> **EXERCISE DETAILS**
What follows is a block of records; reproduce all of it verbatim.

Start of EXCERPTED RECORDS

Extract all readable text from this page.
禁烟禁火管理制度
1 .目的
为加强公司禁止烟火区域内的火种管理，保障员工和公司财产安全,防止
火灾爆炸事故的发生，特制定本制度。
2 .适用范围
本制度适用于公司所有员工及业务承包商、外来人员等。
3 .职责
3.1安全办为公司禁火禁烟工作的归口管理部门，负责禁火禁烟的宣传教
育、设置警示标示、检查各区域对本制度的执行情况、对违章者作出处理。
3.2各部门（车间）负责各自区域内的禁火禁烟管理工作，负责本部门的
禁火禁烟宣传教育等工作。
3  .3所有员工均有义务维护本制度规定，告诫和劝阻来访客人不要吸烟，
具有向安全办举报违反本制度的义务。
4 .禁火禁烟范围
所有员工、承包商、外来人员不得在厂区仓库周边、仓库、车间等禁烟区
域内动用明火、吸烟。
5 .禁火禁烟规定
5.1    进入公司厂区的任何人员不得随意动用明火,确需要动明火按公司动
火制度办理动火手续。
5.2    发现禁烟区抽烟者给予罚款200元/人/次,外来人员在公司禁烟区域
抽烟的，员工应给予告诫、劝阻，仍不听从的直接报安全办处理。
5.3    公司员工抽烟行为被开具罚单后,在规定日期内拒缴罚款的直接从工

End of EXCERPTED RECORDS

> **WRITTEN RESPONSE**
Extract all readable text from this page.
禁烟禁火管理制度
1 .目的
为加强公司禁止烟火区域内的火种管理，保障员工和公司财产安全,防止
火灾爆炸事故的发生，特制定本制度。
2 .适用范围
本制度适用于公司所有员工及业务承包商、外来人员等。
3 .职责
3.1安全办为公司禁火禁烟工作的归口管理部门，负责禁火禁烟的宣传教
育、设置警示标示、检查各区域对本制度的执行情况、对违章者作出处理。
3.2各部门（车间）负责各自区域内的禁火禁烟管理工作，负责本部门的
禁火禁烟宣传教育等工作。
3  .3所有员工均有义务维护本制度规定，告诫和劝阻来访客人不要吸烟，
具有向安全办举报违反本制度的义务。
4 .禁火禁烟范围
所有员工、承包商、外来人员不得在厂区仓库周边、仓库、车间等禁烟区
域内动用明火、吸烟。
5 .禁火禁烟规定
5.1    进入公司厂区的任何人员不得随意动用明火,确需要动明火按公司动
火制度办理动火手续。
5.2    发现禁烟区抽烟者给予罚款200元/人/次,外来人员在公司禁烟区域
抽烟的，员工应给予告诫、劝阻，仍不听从的直接报安全办处理。
5.3    公司员工抽烟行为被开具罚单后,在规定日期内拒缴罚款的直接从工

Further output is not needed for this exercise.